** BEGIN Dataset records **
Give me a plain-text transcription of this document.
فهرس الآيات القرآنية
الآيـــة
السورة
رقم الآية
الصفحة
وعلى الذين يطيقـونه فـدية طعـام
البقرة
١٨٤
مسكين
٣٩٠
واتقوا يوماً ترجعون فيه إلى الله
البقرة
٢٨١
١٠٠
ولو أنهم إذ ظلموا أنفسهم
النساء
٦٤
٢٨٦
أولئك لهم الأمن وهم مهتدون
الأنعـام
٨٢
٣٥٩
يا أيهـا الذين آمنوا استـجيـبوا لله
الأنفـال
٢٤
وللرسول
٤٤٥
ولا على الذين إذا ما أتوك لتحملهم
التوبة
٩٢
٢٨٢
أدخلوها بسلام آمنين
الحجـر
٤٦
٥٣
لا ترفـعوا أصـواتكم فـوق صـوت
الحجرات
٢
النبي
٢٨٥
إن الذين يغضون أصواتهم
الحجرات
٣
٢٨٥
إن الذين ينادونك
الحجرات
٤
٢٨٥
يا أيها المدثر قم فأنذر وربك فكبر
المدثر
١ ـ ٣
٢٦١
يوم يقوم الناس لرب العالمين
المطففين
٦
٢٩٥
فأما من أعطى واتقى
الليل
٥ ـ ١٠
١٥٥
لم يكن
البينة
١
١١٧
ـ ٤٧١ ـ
** END Dataset records **
** BEGIN Dataset records **
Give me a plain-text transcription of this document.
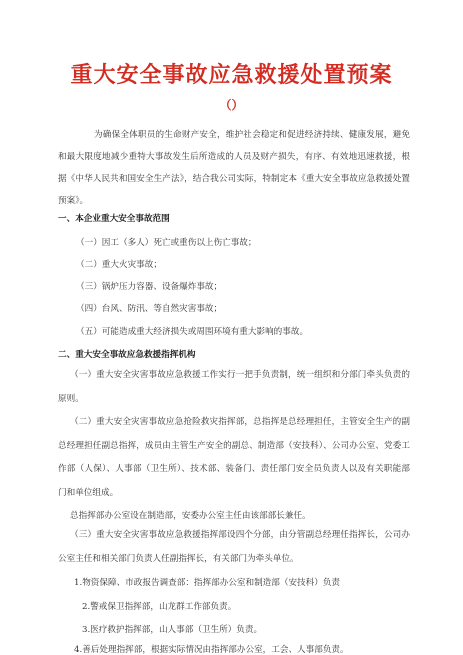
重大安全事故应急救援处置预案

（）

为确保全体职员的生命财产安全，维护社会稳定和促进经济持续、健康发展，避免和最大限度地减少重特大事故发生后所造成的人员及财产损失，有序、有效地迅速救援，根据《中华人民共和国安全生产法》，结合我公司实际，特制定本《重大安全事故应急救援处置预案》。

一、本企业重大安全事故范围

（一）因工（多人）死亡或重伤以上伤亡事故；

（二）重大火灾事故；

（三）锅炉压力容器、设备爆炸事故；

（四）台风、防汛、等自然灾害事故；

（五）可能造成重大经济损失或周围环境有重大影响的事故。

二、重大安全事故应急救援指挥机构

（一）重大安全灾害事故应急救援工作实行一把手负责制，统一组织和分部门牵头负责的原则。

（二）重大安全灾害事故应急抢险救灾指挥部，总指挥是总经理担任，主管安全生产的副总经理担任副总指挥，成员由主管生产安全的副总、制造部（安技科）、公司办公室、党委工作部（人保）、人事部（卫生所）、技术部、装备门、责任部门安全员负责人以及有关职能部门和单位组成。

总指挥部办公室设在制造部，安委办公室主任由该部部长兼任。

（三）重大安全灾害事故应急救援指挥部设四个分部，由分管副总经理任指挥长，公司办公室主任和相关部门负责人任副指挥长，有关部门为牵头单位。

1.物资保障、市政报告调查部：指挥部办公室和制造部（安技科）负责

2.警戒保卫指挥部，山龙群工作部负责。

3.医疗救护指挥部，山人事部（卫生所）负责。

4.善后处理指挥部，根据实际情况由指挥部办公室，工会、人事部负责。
** END Dataset records **
### [Exercise]
Copy every line in the entries above that has the string "المدثر" in it.

### [Correct answer]
يا أيها المدثر قم فأنذر وربك فكبر
المدثر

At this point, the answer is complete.